Records for the exercise -
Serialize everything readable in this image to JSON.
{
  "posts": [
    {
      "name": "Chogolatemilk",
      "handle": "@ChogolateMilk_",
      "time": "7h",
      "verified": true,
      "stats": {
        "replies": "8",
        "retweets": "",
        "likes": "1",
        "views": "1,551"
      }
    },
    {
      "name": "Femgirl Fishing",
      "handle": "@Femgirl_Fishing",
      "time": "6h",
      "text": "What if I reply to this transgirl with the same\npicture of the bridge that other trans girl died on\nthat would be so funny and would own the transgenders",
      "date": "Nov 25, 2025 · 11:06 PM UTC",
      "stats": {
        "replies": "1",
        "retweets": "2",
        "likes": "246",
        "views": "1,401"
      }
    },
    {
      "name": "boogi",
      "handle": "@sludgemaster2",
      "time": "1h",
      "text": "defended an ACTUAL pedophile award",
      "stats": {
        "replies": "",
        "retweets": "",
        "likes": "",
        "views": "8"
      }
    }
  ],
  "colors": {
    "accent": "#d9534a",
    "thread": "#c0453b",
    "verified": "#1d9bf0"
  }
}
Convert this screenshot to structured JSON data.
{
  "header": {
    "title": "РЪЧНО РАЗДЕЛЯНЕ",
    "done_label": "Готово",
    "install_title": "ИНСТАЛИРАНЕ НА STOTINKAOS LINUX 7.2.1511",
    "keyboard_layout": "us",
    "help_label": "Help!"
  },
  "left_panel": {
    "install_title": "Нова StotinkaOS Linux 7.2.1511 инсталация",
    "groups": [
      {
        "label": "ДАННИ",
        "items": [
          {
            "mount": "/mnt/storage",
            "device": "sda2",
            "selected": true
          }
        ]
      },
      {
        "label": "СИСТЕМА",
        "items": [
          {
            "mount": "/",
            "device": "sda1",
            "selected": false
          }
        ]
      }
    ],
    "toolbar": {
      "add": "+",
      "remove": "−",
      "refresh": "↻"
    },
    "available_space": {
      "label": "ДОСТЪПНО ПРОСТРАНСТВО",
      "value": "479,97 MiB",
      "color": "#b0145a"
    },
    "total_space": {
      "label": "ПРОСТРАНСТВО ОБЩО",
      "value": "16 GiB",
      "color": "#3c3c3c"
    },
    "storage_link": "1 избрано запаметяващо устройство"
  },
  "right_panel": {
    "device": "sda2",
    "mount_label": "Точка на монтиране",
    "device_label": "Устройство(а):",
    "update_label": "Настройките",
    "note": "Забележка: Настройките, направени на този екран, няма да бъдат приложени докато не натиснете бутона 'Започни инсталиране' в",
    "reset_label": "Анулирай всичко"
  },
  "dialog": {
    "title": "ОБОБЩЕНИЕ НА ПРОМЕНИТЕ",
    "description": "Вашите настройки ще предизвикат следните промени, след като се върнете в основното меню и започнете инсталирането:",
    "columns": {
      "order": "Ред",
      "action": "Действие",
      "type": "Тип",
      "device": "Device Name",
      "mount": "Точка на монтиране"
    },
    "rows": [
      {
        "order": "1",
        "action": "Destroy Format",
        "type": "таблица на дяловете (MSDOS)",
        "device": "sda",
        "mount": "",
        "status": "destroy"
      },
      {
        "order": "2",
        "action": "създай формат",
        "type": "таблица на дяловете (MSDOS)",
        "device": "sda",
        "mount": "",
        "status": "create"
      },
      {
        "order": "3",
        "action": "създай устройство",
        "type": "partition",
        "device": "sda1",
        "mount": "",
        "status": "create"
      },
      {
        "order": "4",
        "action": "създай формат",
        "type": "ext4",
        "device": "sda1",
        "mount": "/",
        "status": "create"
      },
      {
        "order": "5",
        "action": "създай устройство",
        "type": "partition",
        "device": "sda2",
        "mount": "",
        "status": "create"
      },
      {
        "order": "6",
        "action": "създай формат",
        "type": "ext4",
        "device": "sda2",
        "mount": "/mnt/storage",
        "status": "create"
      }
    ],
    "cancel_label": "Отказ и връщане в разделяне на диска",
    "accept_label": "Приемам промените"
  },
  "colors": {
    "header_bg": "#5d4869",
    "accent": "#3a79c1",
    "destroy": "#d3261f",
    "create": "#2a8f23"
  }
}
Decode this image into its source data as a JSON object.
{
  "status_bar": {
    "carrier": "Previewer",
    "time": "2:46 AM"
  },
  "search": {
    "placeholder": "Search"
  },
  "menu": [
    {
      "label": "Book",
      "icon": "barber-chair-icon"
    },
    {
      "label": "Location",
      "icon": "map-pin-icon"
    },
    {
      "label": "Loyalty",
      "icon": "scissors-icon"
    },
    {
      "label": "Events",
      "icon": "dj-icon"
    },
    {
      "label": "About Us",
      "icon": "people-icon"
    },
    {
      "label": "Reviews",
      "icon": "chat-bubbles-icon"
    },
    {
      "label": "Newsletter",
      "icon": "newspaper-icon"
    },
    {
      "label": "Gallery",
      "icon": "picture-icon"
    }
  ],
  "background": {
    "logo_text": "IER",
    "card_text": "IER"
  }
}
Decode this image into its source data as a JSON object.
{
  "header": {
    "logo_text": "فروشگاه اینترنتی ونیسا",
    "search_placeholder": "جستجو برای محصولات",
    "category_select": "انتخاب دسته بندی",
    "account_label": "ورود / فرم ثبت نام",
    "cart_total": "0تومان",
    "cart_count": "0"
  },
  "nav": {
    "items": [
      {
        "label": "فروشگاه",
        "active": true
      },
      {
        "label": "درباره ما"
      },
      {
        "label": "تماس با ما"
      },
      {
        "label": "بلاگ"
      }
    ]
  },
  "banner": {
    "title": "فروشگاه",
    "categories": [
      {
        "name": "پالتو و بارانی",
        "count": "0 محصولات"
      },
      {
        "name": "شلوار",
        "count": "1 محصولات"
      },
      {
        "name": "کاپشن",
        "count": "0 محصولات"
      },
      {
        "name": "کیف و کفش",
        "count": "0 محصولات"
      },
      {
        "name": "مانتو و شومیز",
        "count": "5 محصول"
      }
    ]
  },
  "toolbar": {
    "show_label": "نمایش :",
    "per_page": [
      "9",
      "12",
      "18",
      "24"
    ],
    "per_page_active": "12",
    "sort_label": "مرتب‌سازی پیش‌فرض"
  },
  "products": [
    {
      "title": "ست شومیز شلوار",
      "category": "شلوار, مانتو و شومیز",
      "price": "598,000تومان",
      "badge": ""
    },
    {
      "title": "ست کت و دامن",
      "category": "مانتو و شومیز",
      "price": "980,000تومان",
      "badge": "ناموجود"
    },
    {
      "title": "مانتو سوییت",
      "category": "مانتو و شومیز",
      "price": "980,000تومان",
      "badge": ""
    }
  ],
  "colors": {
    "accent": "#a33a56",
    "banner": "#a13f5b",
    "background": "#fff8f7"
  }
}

Exercise aim - Copy out all of the records above with nothing altered.

Written answer -
Serialize everything readable in this image to JSON.
{
  "posts": [
    {
      "name": "Chogolatemilk",
      "handle": "@ChogolateMilk_",
      "time": "7h",
      "verified": true,
      "stats": {
        "replies": "8",
        "retweets": "",
        "likes": "1",
        "views": "1,551"
      }
    },
    {
      "name": "Femgirl Fishing",
      "handle": "@Femgirl_Fishing",
      "time": "6h",
      "text": "What if I reply to this transgirl with the same\npicture of the bridge that other trans girl died on\nthat would be so funny and would own the transgenders",
      "date": "Nov 25, 2025 · 11:06 PM UTC",
      "stats": {
        "replies": "1",
        "retweets": "2",
        "likes": "246",
        "views": "1,401"
      }
    },
    {
      "name": "boogi",
      "handle": "@sludgemaster2",
      "time": "1h",
      "text": "defended an ACTUAL pedophile award",
      "stats": {
        "replies": "",
        "retweets": "",
        "likes": "",
        "views": "8"
      }
    }
  ],
  "colors": {
    "accent": "#d9534a",
    "thread": "#c0453b",
    "verified": "#1d9bf0"
  }
}
Convert this screenshot to structured JSON data.
{
  "header": {
    "title": "РЪЧНО РАЗДЕЛЯНЕ",
    "done_label": "Готово",
    "install_title": "ИНСТАЛИРАНЕ НА STOTINKAOS LINUX 7.2.1511",
    "keyboard_layout": "us",
    "help_label": "Help!"
  },
  "left_panel": {
    "install_title": "Нова StotinkaOS Linux 7.2.1511 инсталация",
    "groups": [
      {
        "label": "ДАННИ",
        "items": [
          {
            "mount": "/mnt/storage",
            "device": "sda2",
            "selected": true
          }
        ]
      },
      {
        "label": "СИСТЕМА",
        "items": [
          {
            "mount": "/",
            "device": "sda1",
            "selected": false
          }
        ]
      }
    ],
    "toolbar": {
      "add": "+",
      "remove": "−",
      "refresh": "↻"
    },
    "available_space": {
      "label": "ДОСТЪПНО ПРОСТРАНСТВО",
      "value": "479,97 MiB",
      "color": "#b0145a"
    },
    "total_space": {
      "label": "ПРОСТРАНСТВО ОБЩО",
      "value": "16 GiB",
      "color": "#3c3c3c"
    },
    "storage_link": "1 избрано запаметяващо устройство"
  },
  "right_panel": {
    "device": "sda2",
    "mount_label": "Точка на монтиране",
    "device_label": "Устройство(а):",
    "update_label": "Настройките",
    "note": "Забележка: Настройките, направени на този екран, няма да бъдат приложени докато не натиснете бутона 'Започни инсталиране' в",
    "reset_label": "Анулирай всичко"
  },
  "dialog": {
    "title": "ОБОБЩЕНИЕ НА ПРОМЕНИТЕ",
    "description": "Вашите настройки ще предизвикат следните промени, след като се върнете в основното меню и започнете инсталирането:",
    "columns": {
      "order": "Ред",
      "action": "Действие",
      "type": "Тип",
      "device": "Device Name",
      "mount": "Точка на монтиране"
    },
    "rows": [
      {
        "order": "1",
        "action": "Destroy Format",
        "type": "таблица на дяловете (MSDOS)",
        "device": "sda",
        "mount": "",
        "status": "destroy"
      },
      {
        "order": "2",
        "action": "създай формат",
        "type": "таблица на дяловете (MSDOS)",
        "device": "sda",
        "mount": "",
        "status": "create"
      },
      {
        "order": "3",
        "action": "създай устройство",
        "type": "partition",
        "device": "sda1",
        "mount": "",
        "status": "create"
      },
      {
        "order": "4",
        "action": "създай формат",
        "type": "ext4",
        "device": "sda1",
        "mount": "/",
        "status": "create"
      },
      {
        "order": "5",
        "action": "създай устройство",
        "type": "partition",
        "device": "sda2",
        "mount": "",
        "status": "create"
      },
      {
        "order": "6",
        "action": "създай формат",
        "type": "ext4",
        "device": "sda2",
        "mount": "/mnt/storage",
        "status": "create"
      }
    ],
    "cancel_label": "Отказ и връщане в разделяне на диска",
    "accept_label": "Приемам промените"
  },
  "colors": {
    "header_bg": "#5d4869",
    "accent": "#3a79c1",
    "destroy": "#d3261f",
    "create": "#2a8f23"
  }
}
Decode this image into its source data as a JSON object.
{
  "status_bar": {
    "carrier": "Previewer",
    "time": "2:46 AM"
  },
  "search": {
    "placeholder": "Search"
  },
  "menu": [
    {
      "label": "Book",
      "icon": "barber-chair-icon"
    },
    {
      "label": "Location",
      "icon": "map-pin-icon"
    },
    {
      "label": "Loyalty",
      "icon": "scissors-icon"
    },
    {
      "label": "Events",
      "icon": "dj-icon"
    },
    {
      "label": "About Us",
      "icon": "people-icon"
    },
    {
      "label": "Reviews",
      "icon": "chat-bubbles-icon"
    },
    {
      "label": "Newsletter",
      "icon": "newspaper-icon"
    },
    {
      "label": "Gallery",
      "icon": "picture-icon"
    }
  ],
  "background": {
    "logo_text": "IER",
    "card_text": "IER"
  }
}
Decode this image into its source data as a JSON object.
{
  "header": {
    "logo_text": "فروشگاه اینترنتی ونیسا",
    "search_placeholder": "جستجو برای محصولات",
    "category_select": "انتخاب دسته بندی",
    "account_label": "ورود / فرم ثبت نام",
    "cart_total": "0تومان",
    "cart_count": "0"
  },
  "nav": {
    "items": [
      {
        "label": "فروشگاه",
        "active": true
      },
      {
        "label": "درباره ما"
      },
      {
        "label": "تماس با ما"
      },
      {
        "label": "بلاگ"
      }
    ]
  },
  "banner": {
    "title": "فروشگاه",
    "categories": [
      {
        "name": "پالتو و بارانی",
        "count": "0 محصولات"
      },
      {
        "name": "شلوار",
        "count": "1 محصولات"
      },
      {
        "name": "کاپشن",
        "count": "0 محصولات"
      },
      {
        "name": "کیف و کفش",
        "count": "0 محصولات"
      },
      {
        "name": "مانتو و شومیز",
        "count": "5 محصول"
      }
    ]
  },
  "toolbar": {
    "show_label": "نمایش :",
    "per_page": [
      "9",
      "12",
      "18",
      "24"
    ],
    "per_page_active": "12",
    "sort_label": "مرتب‌سازی پیش‌فرض"
  },
  "products": [
    {
      "title": "ست شومیز شلوار",
      "category": "شلوار, مانتو و شومیز",
      "price": "598,000تومان",
      "badge": ""
    },
    {
      "title": "ست کت و دامن",
      "category": "مانتو و شومیز",
      "price": "980,000تومان",
      "badge": "ناموجود"
    },
    {
      "title": "مانتو سوییت",
      "category": "مانتو و شومیز",
      "price": "980,000تومان",
      "badge": ""
    }
  ],
  "colors": {
    "accent": "#a33a56",
    "banner": "#a13f5b",
    "background": "#fff8f7"
  }
}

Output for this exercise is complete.